Please rewrite the rows from the first one through the row containing "y-tick-label: 0.0012 (56, 8, 100, 19)", changing "annotation" to "callout" and leaving everything else unchanged.

========================================

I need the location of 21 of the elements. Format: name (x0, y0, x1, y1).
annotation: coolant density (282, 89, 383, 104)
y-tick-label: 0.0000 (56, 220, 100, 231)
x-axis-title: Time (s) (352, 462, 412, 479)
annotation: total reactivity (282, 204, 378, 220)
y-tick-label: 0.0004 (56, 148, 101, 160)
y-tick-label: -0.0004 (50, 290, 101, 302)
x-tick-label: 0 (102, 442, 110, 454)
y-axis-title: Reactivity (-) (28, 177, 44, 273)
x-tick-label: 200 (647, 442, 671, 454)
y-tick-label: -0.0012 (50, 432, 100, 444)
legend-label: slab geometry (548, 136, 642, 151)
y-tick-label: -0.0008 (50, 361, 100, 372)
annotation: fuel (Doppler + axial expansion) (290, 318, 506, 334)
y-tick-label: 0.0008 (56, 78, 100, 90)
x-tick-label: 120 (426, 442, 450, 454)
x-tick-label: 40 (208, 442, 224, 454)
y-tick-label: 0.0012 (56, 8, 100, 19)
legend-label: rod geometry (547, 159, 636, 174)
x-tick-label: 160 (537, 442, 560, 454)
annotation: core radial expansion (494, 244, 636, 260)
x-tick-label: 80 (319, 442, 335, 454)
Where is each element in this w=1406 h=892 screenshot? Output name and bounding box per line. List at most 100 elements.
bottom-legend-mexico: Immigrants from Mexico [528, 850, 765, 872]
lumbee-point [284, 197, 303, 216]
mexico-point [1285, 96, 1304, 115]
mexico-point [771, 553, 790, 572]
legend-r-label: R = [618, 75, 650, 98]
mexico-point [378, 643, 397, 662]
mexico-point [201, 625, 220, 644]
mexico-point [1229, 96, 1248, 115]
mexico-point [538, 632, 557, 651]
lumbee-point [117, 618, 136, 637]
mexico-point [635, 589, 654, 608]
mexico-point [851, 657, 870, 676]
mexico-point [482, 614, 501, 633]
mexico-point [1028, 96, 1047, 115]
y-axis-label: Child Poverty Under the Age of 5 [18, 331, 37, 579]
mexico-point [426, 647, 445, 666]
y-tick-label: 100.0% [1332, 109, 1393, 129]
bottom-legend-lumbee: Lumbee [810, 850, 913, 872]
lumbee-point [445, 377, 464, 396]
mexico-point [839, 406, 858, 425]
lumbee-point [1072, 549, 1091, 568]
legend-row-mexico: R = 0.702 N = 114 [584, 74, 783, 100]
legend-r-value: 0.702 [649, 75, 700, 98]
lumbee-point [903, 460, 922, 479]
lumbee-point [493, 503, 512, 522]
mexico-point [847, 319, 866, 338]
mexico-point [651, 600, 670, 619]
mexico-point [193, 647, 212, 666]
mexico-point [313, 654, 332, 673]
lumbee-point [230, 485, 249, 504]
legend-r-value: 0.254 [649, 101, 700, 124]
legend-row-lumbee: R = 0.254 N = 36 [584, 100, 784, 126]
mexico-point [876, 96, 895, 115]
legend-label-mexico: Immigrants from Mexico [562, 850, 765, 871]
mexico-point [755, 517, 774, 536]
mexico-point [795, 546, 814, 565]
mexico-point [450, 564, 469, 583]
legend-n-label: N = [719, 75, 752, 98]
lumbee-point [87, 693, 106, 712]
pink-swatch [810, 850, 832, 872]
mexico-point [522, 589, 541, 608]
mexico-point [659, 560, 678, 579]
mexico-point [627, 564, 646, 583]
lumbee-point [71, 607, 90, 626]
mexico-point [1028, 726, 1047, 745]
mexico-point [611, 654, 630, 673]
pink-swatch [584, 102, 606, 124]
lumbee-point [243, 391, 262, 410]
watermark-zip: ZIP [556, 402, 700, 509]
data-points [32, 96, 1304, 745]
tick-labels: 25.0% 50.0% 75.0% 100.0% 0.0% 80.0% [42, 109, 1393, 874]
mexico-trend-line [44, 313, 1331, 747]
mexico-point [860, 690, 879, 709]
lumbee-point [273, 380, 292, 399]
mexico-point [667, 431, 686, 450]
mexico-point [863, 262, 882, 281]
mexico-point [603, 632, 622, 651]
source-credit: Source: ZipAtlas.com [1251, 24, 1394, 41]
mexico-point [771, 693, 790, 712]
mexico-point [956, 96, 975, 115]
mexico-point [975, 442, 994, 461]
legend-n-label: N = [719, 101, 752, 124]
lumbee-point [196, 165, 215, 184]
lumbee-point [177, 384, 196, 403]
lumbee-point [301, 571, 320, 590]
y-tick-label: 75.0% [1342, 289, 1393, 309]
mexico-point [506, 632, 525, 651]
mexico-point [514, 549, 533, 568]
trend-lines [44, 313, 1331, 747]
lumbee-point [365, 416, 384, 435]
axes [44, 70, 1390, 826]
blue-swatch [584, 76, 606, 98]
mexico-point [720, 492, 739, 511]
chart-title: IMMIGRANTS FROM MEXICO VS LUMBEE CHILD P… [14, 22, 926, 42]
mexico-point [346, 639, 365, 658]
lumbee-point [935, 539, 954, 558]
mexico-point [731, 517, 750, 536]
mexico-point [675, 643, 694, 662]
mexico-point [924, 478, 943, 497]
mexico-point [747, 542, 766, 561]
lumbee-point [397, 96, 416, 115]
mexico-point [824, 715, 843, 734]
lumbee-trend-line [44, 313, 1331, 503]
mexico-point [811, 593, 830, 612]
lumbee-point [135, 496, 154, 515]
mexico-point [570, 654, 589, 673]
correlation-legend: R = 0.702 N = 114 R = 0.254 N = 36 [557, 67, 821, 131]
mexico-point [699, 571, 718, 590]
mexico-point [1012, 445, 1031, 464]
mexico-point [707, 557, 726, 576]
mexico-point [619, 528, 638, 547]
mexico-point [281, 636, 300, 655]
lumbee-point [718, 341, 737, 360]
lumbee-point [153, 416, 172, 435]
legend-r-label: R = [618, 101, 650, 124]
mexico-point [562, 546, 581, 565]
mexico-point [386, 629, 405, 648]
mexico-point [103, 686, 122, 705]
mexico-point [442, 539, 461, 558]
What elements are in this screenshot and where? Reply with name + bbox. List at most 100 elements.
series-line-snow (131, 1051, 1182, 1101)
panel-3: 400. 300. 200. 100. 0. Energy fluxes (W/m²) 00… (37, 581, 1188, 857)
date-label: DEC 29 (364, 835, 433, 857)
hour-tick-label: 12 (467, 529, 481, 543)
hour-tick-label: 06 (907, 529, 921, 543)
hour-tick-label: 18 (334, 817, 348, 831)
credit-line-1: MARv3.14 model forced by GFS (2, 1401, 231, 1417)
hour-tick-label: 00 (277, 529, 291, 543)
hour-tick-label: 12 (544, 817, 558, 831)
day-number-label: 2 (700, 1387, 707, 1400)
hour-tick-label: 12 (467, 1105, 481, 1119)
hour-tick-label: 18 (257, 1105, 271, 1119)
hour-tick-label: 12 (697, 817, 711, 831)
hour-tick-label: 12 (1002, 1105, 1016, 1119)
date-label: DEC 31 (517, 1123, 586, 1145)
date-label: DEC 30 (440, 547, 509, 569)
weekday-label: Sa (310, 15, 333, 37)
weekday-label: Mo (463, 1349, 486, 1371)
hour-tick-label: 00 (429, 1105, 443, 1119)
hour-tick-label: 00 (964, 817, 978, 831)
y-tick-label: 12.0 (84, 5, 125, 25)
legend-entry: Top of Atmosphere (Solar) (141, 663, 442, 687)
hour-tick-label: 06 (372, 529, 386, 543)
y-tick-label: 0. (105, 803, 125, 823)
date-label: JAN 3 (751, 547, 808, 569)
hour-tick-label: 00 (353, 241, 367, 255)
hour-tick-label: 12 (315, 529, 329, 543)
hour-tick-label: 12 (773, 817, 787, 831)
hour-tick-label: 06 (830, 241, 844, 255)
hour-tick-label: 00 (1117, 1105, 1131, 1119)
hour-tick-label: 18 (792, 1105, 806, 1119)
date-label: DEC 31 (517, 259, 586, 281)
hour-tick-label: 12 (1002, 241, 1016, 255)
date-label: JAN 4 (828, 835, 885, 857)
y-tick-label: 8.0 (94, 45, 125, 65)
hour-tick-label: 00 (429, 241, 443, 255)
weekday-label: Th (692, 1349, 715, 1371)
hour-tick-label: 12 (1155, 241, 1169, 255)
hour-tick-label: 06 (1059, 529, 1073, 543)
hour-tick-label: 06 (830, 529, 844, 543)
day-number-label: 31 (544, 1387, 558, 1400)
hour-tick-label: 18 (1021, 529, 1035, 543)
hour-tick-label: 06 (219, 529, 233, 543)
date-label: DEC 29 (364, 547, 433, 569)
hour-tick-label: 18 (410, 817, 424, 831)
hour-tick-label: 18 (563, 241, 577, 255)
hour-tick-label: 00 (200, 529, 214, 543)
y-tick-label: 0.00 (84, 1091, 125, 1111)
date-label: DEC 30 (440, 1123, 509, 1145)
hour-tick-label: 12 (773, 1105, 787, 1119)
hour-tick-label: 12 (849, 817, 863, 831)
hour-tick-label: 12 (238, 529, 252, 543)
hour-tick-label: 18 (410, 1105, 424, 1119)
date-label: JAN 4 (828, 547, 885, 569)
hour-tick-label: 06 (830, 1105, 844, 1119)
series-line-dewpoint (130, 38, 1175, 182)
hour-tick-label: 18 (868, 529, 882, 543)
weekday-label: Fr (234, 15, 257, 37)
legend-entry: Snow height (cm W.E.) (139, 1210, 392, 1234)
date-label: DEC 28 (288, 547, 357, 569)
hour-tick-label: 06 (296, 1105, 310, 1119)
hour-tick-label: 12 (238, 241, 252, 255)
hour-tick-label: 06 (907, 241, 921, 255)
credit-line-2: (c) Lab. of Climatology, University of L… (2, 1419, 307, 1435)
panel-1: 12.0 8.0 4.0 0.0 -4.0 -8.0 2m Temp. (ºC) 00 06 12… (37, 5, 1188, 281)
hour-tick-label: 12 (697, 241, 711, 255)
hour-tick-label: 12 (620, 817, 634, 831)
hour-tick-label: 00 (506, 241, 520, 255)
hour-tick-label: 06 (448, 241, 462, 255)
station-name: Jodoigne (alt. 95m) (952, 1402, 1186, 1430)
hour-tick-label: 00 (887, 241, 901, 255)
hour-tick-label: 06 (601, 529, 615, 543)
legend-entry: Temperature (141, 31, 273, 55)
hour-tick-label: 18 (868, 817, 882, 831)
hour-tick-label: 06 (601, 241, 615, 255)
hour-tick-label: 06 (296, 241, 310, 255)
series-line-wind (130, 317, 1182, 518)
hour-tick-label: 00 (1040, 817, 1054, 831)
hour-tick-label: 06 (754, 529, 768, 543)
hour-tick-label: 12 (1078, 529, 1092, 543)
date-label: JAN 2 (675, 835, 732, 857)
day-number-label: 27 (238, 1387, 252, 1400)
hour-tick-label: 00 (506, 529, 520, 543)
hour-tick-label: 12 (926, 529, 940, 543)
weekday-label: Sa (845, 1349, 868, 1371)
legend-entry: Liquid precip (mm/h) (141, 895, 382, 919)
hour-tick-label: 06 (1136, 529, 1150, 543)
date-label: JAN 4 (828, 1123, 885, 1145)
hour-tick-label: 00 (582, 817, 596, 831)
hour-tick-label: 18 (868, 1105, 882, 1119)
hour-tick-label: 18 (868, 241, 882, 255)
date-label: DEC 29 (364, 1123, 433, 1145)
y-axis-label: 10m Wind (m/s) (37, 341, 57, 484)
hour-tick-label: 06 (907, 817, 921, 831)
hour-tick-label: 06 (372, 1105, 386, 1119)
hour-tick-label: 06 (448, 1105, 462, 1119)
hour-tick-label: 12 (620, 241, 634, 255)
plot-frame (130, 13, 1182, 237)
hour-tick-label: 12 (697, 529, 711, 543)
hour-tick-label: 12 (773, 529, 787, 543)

========================================

#### Reply to the task
I need the location of 21 of the elements. Format: name (x0, y0, x1, y1).
callout: coolant density (282, 89, 383, 104)
y-tick-label: 0.0000 (56, 220, 100, 231)
x-axis-title: Time (s) (352, 462, 412, 479)
callout: total reactivity (282, 204, 378, 220)
y-tick-label: 0.0004 (56, 148, 101, 160)
y-tick-label: -0.0004 (50, 290, 101, 302)
x-tick-label: 0 (102, 442, 110, 454)
y-axis-title: Reactivity (-) (28, 177, 44, 273)
x-tick-label: 200 (647, 442, 671, 454)
y-tick-label: -0.0012 (50, 432, 100, 444)
legend-label: slab geometry (548, 136, 642, 151)
y-tick-label: -0.0008 (50, 361, 100, 372)
callout: fuel (Doppler + axial expansion) (290, 318, 506, 334)
y-tick-label: 0.0008 (56, 78, 100, 90)
x-tick-label: 120 (426, 442, 450, 454)
x-tick-label: 40 (208, 442, 224, 454)
y-tick-label: 0.0012 (56, 8, 100, 19)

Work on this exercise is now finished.